------ AVAILABLE DATA ------

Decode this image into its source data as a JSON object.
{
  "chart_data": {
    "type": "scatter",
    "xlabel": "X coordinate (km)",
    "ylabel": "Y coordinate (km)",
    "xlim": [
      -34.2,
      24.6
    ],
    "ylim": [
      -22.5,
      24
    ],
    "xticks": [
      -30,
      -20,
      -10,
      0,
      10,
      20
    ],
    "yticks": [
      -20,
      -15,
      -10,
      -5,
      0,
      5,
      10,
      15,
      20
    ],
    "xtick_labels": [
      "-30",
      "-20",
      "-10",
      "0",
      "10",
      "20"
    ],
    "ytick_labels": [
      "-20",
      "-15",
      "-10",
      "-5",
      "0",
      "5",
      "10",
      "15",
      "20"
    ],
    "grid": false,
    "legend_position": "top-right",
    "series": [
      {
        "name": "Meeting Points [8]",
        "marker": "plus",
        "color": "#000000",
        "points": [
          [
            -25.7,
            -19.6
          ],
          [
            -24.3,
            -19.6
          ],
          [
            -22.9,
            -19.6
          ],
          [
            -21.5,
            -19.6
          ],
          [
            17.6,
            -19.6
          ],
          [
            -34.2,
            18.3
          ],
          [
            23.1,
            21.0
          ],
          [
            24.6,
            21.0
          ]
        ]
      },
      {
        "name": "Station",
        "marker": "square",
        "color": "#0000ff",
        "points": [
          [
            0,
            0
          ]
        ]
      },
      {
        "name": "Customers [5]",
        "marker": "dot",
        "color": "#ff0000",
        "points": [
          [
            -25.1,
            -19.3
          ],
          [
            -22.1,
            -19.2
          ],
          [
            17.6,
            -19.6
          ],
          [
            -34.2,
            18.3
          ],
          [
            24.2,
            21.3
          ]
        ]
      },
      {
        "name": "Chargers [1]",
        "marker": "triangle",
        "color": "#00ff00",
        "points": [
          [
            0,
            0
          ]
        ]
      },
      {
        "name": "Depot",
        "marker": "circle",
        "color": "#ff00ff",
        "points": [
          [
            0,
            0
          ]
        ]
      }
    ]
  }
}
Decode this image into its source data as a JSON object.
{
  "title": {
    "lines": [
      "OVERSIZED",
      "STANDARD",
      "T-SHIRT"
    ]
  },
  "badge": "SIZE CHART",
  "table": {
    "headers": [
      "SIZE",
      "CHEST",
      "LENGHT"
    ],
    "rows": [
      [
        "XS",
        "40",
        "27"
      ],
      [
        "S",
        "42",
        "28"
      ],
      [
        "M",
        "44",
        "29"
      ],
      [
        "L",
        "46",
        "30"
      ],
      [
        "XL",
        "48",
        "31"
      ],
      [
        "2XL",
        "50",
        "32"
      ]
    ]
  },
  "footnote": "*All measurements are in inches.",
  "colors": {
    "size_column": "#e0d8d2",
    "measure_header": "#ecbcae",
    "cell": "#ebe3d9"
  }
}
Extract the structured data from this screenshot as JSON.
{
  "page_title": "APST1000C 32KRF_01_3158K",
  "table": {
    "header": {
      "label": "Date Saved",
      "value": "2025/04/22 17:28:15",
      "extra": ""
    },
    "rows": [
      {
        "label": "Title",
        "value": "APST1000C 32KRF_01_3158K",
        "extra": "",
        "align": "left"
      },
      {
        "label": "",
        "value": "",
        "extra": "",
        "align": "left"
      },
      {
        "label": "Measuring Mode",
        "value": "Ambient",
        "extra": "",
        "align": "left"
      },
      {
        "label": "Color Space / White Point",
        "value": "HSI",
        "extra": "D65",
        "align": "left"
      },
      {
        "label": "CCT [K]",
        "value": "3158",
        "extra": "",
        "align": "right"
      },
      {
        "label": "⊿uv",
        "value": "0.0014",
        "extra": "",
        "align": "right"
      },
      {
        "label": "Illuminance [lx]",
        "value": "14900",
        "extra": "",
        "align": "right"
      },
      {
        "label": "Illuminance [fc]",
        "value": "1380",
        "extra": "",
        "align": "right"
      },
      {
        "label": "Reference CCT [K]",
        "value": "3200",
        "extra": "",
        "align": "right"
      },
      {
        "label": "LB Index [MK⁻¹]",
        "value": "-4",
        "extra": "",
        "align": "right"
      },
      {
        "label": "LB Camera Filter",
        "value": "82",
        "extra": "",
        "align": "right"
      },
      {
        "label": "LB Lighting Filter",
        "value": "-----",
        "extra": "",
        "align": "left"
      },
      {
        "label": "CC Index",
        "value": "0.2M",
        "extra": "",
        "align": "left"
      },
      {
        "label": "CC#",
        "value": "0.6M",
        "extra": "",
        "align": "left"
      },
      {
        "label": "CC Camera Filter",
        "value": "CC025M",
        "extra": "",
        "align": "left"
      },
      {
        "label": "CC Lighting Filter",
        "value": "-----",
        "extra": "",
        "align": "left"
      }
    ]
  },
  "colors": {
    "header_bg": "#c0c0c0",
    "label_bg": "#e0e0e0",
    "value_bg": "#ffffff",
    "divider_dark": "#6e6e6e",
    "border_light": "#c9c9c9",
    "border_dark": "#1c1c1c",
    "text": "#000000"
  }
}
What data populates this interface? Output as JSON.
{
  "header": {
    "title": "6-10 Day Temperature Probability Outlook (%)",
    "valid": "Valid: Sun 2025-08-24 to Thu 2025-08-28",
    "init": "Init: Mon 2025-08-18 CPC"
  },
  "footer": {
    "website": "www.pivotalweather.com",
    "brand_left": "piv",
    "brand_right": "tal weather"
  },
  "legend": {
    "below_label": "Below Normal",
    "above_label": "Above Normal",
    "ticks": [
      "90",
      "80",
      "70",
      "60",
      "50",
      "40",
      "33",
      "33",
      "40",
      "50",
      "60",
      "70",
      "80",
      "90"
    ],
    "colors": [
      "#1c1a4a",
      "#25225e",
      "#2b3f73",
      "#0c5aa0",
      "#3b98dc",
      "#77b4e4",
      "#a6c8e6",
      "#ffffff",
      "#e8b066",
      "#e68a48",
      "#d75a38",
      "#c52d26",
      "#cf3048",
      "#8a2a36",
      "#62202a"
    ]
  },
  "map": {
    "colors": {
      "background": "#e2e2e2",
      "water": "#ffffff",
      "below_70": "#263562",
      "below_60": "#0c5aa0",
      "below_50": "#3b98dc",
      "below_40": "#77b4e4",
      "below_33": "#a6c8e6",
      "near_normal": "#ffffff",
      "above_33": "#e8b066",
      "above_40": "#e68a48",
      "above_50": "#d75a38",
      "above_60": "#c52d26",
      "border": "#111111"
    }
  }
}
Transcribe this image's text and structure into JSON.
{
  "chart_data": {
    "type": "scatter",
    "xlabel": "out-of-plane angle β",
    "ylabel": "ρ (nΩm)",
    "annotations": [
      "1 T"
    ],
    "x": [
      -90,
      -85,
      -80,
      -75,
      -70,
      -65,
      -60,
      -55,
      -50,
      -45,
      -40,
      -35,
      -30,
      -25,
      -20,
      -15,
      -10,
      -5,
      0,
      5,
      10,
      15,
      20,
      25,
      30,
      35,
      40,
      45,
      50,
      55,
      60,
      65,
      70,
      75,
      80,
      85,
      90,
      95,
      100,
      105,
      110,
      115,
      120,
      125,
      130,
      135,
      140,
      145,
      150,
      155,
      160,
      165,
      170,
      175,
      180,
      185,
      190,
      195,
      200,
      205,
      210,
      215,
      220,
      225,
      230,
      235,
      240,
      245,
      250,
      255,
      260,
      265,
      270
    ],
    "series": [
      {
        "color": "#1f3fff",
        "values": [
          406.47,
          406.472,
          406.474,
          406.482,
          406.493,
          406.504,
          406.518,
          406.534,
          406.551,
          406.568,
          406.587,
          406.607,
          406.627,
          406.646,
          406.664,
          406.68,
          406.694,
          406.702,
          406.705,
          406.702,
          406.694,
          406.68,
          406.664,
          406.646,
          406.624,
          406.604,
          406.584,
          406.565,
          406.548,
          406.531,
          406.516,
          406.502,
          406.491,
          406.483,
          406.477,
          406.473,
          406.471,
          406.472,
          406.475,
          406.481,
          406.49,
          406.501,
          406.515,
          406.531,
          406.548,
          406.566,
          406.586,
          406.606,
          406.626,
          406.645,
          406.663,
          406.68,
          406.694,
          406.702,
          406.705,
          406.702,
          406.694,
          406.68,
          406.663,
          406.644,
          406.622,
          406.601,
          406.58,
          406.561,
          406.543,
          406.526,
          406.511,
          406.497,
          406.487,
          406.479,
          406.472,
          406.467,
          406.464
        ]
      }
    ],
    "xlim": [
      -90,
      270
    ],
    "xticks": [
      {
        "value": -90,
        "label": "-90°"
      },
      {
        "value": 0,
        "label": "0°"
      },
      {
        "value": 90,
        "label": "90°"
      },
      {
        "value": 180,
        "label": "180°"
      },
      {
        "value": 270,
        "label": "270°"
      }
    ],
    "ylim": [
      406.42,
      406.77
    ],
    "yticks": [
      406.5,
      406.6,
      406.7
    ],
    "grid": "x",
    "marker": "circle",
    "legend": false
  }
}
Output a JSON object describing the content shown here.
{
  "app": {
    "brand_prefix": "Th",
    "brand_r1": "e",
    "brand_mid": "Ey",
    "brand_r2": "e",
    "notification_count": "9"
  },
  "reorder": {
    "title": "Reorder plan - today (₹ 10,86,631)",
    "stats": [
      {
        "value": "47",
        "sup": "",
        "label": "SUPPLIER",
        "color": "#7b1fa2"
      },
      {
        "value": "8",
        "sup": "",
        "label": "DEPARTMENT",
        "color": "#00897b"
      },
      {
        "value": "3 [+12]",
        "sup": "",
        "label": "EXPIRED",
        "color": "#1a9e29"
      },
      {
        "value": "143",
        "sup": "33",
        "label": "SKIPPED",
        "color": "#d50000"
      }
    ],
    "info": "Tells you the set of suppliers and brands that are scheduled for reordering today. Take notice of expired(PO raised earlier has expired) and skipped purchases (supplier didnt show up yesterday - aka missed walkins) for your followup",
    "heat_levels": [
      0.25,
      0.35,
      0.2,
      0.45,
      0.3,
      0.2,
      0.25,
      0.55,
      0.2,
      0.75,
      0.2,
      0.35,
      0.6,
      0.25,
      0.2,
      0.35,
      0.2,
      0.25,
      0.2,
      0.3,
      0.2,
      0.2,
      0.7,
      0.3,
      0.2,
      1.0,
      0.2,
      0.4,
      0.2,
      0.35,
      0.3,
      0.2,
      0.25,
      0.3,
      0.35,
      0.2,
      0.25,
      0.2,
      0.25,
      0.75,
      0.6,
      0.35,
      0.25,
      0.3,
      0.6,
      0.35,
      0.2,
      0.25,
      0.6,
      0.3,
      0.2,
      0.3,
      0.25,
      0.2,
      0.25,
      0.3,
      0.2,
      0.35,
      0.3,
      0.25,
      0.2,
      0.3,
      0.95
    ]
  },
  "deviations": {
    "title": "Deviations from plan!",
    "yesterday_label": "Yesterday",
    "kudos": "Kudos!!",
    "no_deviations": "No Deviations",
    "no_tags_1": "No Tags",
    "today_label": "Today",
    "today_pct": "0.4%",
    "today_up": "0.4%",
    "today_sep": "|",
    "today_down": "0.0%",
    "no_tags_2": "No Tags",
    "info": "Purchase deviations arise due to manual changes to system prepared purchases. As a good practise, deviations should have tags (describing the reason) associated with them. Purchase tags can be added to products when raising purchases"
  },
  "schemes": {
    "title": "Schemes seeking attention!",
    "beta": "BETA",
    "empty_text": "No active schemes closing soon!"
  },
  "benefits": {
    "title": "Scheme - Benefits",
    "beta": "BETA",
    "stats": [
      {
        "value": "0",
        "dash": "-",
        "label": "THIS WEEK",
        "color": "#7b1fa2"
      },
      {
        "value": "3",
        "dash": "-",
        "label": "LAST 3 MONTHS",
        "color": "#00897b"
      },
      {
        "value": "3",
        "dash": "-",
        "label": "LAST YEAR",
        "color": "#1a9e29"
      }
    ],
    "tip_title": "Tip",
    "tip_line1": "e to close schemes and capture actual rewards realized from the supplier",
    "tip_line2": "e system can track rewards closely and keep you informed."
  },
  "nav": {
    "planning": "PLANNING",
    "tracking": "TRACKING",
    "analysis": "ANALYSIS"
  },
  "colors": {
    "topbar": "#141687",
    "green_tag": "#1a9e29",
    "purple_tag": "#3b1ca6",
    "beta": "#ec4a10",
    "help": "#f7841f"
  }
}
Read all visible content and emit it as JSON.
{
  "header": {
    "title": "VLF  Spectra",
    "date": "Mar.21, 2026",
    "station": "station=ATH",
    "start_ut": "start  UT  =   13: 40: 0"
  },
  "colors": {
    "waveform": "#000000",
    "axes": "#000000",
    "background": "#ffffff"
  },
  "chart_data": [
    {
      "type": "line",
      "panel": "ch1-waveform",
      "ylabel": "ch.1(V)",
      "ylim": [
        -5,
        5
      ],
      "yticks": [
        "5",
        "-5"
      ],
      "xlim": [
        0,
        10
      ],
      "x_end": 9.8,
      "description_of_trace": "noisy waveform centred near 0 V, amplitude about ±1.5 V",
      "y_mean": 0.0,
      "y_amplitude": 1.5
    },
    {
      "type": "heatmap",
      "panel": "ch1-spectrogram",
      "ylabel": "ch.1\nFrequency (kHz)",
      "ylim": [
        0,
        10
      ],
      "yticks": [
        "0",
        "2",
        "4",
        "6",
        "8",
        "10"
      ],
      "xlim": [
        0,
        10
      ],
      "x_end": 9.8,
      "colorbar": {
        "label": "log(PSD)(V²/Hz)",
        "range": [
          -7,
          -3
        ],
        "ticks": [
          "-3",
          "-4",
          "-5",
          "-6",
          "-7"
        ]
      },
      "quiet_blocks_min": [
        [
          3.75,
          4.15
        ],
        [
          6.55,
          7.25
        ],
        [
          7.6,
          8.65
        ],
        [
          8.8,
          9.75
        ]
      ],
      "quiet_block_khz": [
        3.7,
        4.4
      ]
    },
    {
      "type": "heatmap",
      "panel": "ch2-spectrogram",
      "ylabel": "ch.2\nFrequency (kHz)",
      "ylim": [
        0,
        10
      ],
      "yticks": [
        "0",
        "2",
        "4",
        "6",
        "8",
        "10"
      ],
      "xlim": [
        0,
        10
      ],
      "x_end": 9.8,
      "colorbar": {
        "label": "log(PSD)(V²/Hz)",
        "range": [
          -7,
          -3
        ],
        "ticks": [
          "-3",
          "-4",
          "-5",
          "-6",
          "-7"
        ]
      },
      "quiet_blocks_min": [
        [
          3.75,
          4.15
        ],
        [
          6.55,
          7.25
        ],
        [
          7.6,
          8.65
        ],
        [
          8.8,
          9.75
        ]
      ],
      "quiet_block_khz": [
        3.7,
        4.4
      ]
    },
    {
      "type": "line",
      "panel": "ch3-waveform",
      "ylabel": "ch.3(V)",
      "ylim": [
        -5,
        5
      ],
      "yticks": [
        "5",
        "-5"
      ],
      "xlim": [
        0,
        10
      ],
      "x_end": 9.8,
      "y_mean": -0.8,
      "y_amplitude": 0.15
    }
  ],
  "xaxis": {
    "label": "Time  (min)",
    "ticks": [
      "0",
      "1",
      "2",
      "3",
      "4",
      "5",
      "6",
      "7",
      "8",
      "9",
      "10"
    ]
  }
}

------

TASK: Search the lines for the word "Filter" and report how many contain it, by number only.

ANSWER IN FULL: 4